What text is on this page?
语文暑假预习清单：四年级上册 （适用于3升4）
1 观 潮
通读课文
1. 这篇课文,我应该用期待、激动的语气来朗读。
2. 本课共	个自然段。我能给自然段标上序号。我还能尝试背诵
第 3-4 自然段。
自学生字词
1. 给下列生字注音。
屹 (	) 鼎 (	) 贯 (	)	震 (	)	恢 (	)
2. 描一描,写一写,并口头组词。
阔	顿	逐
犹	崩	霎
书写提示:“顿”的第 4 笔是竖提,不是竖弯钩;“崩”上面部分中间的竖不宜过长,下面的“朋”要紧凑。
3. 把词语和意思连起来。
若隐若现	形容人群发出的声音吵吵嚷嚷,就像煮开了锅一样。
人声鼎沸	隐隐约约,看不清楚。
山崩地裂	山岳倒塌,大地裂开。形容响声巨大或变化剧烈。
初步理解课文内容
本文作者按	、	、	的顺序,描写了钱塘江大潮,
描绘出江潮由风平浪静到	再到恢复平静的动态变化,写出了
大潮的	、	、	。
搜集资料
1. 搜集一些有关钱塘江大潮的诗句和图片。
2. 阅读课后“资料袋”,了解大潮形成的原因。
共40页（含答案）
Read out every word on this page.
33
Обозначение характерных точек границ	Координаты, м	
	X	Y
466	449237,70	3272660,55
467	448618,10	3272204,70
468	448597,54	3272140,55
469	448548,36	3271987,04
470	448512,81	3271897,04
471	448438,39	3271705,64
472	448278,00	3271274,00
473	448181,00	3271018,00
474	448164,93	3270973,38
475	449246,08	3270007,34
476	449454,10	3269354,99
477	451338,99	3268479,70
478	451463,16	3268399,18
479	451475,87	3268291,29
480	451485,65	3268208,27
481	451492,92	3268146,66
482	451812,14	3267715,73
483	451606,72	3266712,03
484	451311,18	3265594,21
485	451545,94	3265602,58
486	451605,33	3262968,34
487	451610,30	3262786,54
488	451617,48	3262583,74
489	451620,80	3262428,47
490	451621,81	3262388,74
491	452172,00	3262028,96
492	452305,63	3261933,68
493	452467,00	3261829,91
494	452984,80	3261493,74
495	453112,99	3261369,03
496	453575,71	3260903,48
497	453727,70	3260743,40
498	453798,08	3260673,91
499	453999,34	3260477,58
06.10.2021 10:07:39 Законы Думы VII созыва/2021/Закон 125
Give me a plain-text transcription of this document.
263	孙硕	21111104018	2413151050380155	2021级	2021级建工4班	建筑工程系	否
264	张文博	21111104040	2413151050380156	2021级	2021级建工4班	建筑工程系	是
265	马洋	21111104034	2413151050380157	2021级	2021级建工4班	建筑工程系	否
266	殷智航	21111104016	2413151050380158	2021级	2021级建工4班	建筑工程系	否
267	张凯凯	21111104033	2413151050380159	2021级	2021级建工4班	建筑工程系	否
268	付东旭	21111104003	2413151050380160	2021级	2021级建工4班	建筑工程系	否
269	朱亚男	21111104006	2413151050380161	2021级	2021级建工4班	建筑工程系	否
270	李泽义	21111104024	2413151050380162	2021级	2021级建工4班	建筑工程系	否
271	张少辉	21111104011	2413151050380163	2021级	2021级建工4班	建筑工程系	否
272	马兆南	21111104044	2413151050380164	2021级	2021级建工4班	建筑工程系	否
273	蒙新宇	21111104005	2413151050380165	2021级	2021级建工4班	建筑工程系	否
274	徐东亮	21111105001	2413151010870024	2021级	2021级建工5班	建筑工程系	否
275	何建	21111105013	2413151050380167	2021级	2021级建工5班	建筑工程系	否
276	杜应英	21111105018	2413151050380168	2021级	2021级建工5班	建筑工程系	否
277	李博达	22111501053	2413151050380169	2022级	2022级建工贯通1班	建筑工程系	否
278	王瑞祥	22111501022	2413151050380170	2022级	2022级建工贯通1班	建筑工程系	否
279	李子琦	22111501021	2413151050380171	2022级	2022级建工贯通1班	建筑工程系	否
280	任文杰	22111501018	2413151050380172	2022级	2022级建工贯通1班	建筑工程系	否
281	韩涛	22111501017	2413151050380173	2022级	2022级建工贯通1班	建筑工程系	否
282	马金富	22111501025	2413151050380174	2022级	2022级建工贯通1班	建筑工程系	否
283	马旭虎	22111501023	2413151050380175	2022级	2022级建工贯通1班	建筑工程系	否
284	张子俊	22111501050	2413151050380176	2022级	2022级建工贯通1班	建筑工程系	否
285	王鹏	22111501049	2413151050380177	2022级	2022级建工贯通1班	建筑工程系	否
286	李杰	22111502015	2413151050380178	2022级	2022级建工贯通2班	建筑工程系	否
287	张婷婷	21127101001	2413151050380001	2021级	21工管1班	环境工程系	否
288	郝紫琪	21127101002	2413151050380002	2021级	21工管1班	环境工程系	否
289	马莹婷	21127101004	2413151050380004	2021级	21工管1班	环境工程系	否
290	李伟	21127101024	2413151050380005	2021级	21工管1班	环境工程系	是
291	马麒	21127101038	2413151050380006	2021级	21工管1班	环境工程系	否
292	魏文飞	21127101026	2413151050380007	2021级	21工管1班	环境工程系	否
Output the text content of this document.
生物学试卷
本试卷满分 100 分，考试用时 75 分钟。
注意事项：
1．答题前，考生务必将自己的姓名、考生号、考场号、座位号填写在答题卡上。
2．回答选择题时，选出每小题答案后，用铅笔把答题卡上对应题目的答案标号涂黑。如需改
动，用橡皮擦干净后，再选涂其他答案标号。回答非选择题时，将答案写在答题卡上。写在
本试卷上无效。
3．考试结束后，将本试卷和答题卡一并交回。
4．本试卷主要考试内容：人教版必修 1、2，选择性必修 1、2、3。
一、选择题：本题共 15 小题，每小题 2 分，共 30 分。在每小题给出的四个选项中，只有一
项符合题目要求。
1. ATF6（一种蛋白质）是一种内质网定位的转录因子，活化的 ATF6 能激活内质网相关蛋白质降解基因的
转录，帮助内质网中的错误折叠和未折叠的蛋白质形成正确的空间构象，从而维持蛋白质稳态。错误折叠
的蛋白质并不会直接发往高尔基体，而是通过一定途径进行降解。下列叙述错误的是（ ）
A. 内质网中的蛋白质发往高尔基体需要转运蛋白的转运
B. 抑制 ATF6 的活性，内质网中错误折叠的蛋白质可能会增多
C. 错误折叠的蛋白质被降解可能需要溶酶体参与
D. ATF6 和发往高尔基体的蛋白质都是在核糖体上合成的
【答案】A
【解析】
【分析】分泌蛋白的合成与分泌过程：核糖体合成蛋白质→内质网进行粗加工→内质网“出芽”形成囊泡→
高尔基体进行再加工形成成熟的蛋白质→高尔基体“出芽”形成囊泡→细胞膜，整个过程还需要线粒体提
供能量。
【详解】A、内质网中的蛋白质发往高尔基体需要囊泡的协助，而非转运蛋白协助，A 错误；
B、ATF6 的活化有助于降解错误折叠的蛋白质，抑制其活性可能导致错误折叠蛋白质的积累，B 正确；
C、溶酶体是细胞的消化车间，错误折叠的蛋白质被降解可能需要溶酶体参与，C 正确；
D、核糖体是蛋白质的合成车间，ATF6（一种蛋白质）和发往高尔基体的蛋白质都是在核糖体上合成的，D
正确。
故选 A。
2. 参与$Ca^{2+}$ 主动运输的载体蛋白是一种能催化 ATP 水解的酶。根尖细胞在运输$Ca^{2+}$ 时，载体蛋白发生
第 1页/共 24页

[YOUR GOAL]
Starting at the line that contains "Output the text content of this document.", retype each line through the end of the listing above and nothing else.

[SOLUTION TO THE PROBLEM]
Output the text content of this document.
生物学试卷
本试卷满分 100 分，考试用时 75 分钟。
注意事项：
1．答题前，考生务必将自己的姓名、考生号、考场号、座位号填写在答题卡上。
2．回答选择题时，选出每小题答案后，用铅笔把答题卡上对应题目的答案标号涂黑。如需改
动，用橡皮擦干净后，再选涂其他答案标号。回答非选择题时，将答案写在答题卡上。写在
本试卷上无效。
3．考试结束后，将本试卷和答题卡一并交回。
4．本试卷主要考试内容：人教版必修 1、2，选择性必修 1、2、3。
一、选择题：本题共 15 小题，每小题 2 分，共 30 分。在每小题给出的四个选项中，只有一
项符合题目要求。
1. ATF6（一种蛋白质）是一种内质网定位的转录因子，活化的 ATF6 能激活内质网相关蛋白质降解基因的
转录，帮助内质网中的错误折叠和未折叠的蛋白质形成正确的空间构象，从而维持蛋白质稳态。错误折叠
的蛋白质并不会直接发往高尔基体，而是通过一定途径进行降解。下列叙述错误的是（ ）
A. 内质网中的蛋白质发往高尔基体需要转运蛋白的转运
B. 抑制 ATF6 的活性，内质网中错误折叠的蛋白质可能会增多
C. 错误折叠的蛋白质被降解可能需要溶酶体参与
D. ATF6 和发往高尔基体的蛋白质都是在核糖体上合成的
【答案】A
【解析】
【分析】分泌蛋白的合成与分泌过程：核糖体合成蛋白质→内质网进行粗加工→内质网“出芽”形成囊泡→
高尔基体进行再加工形成成熟的蛋白质→高尔基体“出芽”形成囊泡→细胞膜，整个过程还需要线粒体提
供能量。
【详解】A、内质网中的蛋白质发往高尔基体需要囊泡的协助，而非转运蛋白协助，A 错误；
B、ATF6 的活化有助于降解错误折叠的蛋白质，抑制其活性可能导致错误折叠蛋白质的积累，B 正确；
C、溶酶体是细胞的消化车间，错误折叠的蛋白质被降解可能需要溶酶体参与，C 正确；
D、核糖体是蛋白质的合成车间，ATF6（一种蛋白质）和发往高尔基体的蛋白质都是在核糖体上合成的，D
正确。
故选 A。
2. 参与$Ca^{2+}$ 主动运输的载体蛋白是一种能催化 ATP 水解的酶。根尖细胞在运输$Ca^{2+}$ 时，载体蛋白发生
第 1页/共 24页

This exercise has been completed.